▸ WHAT TO WORK ON
Copy each line below without leaving any out.

▸ INPUT DATA

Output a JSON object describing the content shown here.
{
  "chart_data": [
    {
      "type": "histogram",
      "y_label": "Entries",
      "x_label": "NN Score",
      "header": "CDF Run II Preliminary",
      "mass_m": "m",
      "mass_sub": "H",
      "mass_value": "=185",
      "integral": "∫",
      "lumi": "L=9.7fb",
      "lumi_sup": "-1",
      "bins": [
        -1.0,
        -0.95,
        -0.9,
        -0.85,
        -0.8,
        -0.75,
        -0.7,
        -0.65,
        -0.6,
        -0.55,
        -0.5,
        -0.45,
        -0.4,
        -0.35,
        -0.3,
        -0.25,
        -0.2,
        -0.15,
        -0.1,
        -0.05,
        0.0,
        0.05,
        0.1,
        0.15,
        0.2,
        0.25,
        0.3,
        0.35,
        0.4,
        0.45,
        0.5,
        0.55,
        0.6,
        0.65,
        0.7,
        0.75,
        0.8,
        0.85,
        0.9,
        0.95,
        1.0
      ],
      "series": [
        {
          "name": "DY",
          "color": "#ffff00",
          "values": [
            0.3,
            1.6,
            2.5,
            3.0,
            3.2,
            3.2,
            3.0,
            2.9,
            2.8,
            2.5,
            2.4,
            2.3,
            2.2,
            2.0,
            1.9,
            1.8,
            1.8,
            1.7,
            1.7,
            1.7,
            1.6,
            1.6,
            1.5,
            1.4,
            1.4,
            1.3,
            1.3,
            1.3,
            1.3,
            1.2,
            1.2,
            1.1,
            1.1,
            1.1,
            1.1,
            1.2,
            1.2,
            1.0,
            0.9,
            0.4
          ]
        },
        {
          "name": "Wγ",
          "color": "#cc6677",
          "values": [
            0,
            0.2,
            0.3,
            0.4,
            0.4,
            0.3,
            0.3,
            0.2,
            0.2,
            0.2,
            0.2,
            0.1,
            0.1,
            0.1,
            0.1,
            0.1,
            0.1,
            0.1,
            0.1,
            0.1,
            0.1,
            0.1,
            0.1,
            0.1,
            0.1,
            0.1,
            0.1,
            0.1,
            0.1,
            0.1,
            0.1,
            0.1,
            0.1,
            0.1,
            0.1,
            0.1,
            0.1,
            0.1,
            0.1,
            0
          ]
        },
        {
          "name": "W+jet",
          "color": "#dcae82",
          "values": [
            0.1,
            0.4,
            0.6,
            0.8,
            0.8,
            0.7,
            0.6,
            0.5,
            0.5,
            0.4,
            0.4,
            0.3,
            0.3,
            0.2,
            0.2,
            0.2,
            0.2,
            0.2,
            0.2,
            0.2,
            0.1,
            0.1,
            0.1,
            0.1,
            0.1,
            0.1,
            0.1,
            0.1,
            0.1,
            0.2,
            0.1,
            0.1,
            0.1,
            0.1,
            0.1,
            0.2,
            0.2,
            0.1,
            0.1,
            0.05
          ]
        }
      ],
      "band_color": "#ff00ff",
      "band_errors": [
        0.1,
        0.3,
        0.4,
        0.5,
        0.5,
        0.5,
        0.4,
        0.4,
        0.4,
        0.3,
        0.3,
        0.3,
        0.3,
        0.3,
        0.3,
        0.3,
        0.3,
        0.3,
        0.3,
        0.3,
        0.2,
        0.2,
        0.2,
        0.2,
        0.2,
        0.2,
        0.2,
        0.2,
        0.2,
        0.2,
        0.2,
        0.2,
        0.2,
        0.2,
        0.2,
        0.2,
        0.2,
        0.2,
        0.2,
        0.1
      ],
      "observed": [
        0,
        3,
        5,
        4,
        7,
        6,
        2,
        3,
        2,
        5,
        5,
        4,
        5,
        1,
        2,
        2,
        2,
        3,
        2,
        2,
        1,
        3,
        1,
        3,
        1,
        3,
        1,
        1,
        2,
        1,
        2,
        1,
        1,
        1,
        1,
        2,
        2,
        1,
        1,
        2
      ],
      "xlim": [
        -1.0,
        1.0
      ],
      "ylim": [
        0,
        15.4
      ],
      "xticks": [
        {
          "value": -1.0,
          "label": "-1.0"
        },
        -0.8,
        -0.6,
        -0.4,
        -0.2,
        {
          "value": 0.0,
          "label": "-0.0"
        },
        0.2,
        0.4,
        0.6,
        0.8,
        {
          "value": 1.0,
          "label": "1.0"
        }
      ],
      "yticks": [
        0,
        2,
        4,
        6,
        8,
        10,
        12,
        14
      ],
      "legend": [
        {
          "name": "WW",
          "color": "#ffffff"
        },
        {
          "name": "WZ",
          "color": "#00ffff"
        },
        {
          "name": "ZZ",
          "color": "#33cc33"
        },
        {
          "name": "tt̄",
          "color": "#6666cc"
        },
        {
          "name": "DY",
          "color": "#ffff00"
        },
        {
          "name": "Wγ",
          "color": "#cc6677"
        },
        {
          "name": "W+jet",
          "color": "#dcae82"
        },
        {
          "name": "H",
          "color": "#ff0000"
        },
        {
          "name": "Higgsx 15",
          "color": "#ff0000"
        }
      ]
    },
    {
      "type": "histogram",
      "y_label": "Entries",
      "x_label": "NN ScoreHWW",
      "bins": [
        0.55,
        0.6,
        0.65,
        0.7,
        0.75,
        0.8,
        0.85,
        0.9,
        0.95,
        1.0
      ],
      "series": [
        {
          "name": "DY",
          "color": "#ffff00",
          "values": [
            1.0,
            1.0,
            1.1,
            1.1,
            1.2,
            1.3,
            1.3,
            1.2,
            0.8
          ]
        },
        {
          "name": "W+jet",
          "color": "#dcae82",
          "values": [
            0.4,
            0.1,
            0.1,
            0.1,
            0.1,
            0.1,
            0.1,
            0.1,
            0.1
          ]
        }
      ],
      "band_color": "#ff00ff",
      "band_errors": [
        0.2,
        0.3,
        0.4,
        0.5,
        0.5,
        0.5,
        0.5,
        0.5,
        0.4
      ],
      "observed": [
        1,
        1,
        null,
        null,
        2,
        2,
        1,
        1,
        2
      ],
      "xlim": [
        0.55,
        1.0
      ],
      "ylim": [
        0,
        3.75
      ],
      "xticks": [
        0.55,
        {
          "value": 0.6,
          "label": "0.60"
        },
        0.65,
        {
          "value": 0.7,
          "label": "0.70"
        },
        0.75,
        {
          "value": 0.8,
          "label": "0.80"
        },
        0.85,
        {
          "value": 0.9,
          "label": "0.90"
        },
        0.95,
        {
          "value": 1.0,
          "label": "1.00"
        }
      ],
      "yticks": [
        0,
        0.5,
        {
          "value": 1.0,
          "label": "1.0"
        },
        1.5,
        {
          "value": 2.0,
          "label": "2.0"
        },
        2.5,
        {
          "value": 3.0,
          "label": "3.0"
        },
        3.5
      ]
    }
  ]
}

▸ ANSWER TO THE TASK
Output a JSON object describing the content shown here.
{
  "chart_data": [
    {
      "type": "histogram",
      "y_label": "Entries",
      "x_label": "NN Score",
      "header": "CDF Run II Preliminary",
      "mass_m": "m",
      "mass_sub": "H",
      "mass_value": "=185",
      "integral": "∫",
      "lumi": "L=9.7fb",
      "lumi_sup": "-1",
      "bins": [
        -1.0,
        -0.95,
        -0.9,
        -0.85,
        -0.8,
        -0.75,
        -0.7,
        -0.65,
        -0.6,
        -0.55,
        -0.5,
        -0.45,
        -0.4,
        -0.35,
        -0.3,
        -0.25,
        -0.2,
        -0.15,
        -0.1,
        -0.05,
        0.0,
        0.05,
        0.1,
        0.15,
        0.2,
        0.25,
        0.3,
        0.35,
        0.4,
        0.45,
        0.5,
        0.55,
        0.6,
        0.65,
        0.7,
        0.75,
        0.8,
        0.85,
        0.9,
        0.95,
        1.0
      ],
      "series": [
        {
          "name": "DY",
          "color": "#ffff00",
          "values": [
            0.3,
            1.6,
            2.5,
            3.0,
            3.2,
            3.2,
            3.0,
            2.9,
            2.8,
            2.5,
            2.4,
            2.3,
            2.2,
            2.0,
            1.9,
            1.8,
            1.8,
            1.7,
            1.7,
            1.7,
            1.6,
            1.6,
            1.5,
            1.4,
            1.4,
            1.3,
            1.3,
            1.3,
            1.3,
            1.2,
            1.2,
            1.1,
            1.1,
            1.1,
            1.1,
            1.2,
            1.2,
            1.0,
            0.9,
            0.4
          ]
        },
        {
          "name": "Wγ",
          "color": "#cc6677",
          "values": [
            0,
            0.2,
            0.3,
            0.4,
            0.4,
            0.3,
            0.3,
            0.2,
            0.2,
            0.2,
            0.2,
            0.1,
            0.1,
            0.1,
            0.1,
            0.1,
            0.1,
            0.1,
            0.1,
            0.1,
            0.1,
            0.1,
            0.1,
            0.1,
            0.1,
            0.1,
            0.1,
            0.1,
            0.1,
            0.1,
            0.1,
            0.1,
            0.1,
            0.1,
            0.1,
            0.1,
            0.1,
            0.1,
            0.1,
            0
          ]
        },
        {
          "name": "W+jet",
          "color": "#dcae82",
          "values": [
            0.1,
            0.4,
            0.6,
            0.8,
            0.8,
            0.7,
            0.6,
            0.5,
            0.5,
            0.4,
            0.4,
            0.3,
            0.3,
            0.2,
            0.2,
            0.2,
            0.2,
            0.2,
            0.2,
            0.2,
            0.1,
            0.1,
            0.1,
            0.1,
            0.1,
            0.1,
            0.1,
            0.1,
            0.1,
            0.2,
            0.1,
            0.1,
            0.1,
            0.1,
            0.1,
            0.2,
            0.2,
            0.1,
            0.1,
            0.05
          ]
        }
      ],
      "band_color": "#ff00ff",
      "band_errors": [
        0.1,
        0.3,
        0.4,
        0.5,
        0.5,
        0.5,
        0.4,
        0.4,
        0.4,
        0.3,
        0.3,
        0.3,
        0.3,
        0.3,
        0.3,
        0.3,
        0.3,
        0.3,
        0.3,
        0.3,
        0.2,
        0.2,
        0.2,
        0.2,
        0.2,
        0.2,
        0.2,
        0.2,
        0.2,
        0.2,
        0.2,
        0.2,
        0.2,
        0.2,
        0.2,
        0.2,
        0.2,
        0.2,
        0.2,
        0.1
      ],
      "observed": [
        0,
        3,
        5,
        4,
        7,
        6,
        2,
        3,
        2,
        5,
        5,
        4,
        5,
        1,
        2,
        2,
        2,
        3,
        2,
        2,
        1,
        3,
        1,
        3,
        1,
        3,
        1,
        1,
        2,
        1,
        2,
        1,
        1,
        1,
        1,
        2,
        2,
        1,
        1,
        2
      ],
      "xlim": [
        -1.0,
        1.0
      ],
      "ylim": [
        0,
        15.4
      ],
      "xticks": [
        {
          "value": -1.0,
          "label": "-1.0"
        },
        -0.8,
        -0.6,
        -0.4,
        -0.2,
        {
          "value": 0.0,
          "label": "-0.0"
        },
        0.2,
        0.4,
        0.6,
        0.8,
        {
          "value": 1.0,
          "label": "1.0"
        }
      ],
      "yticks": [
        0,
        2,
        4,
        6,
        8,
        10,
        12,
        14
      ],
      "legend": [
        {
          "name": "WW",
          "color": "#ffffff"
        },
        {
          "name": "WZ",
          "color": "#00ffff"
        },
        {
          "name": "ZZ",
          "color": "#33cc33"
        },
        {
          "name": "tt̄",
          "color": "#6666cc"
        },
        {
          "name": "DY",
          "color": "#ffff00"
        },
        {
          "name": "Wγ",
          "color": "#cc6677"
        },
        {
          "name": "W+jet",
          "color": "#dcae82"
        },
        {
          "name": "H",
          "color": "#ff0000"
        },
        {
          "name": "Higgsx 15",
          "color": "#ff0000"
        }
      ]
    },
    {
      "type": "histogram",
      "y_label": "Entries",
      "x_label": "NN ScoreHWW",
      "bins": [
        0.55,
        0.6,
        0.65,
        0.7,
        0.75,
        0.8,
        0.85,
        0.9,
        0.95,
        1.0
      ],
      "series": [
        {
          "name": "DY",
          "color": "#ffff00",
          "values": [
            1.0,
            1.0,
            1.1,
            1.1,
            1.2,
            1.3,
            1.3,
            1.2,
            0.8
          ]
        },
        {
          "name": "W+jet",
          "color": "#dcae82",
          "values": [
            0.4,
            0.1,
            0.1,
            0.1,
            0.1,
            0.1,
            0.1,
            0.1,
            0.1
          ]
        }
      ],
      "band_color": "#ff00ff",
      "band_errors": [
        0.2,
        0.3,
        0.4,
        0.5,
        0.5,
        0.5,
        0.5,
        0.5,
        0.4
      ],
      "observed": [
        1,
        1,
        null,
        null,
        2,
        2,
        1,
        1,
        2
      ],
      "xlim": [
        0.55,
        1.0
      ],
      "ylim": [
        0,
        3.75
      ],
      "xticks": [
        0.55,
        {
          "value": 0.6,
          "label": "0.60"
        },
        0.65,
        {
          "value": 0.7,
          "label": "0.70"
        },
        0.75,
        {
          "value": 0.8,
          "label": "0.80"
        },
        0.85,
        {
          "value": 0.9,
          "label": "0.90"
        },
        0.95,
        {
          "value": 1.0,
          "label": "1.00"
        }
      ],
      "yticks": [
        0,
        0.5,
        {
          "value": 1.0,
          "label": "1.0"
        },
        1.5,
        {
          "value": 2.0,
          "label": "2.0"
        },
        2.5,
        {
          "value": 3.0,
          "label": "3.0"
        },
        3.5
      ]
    }
  ]
}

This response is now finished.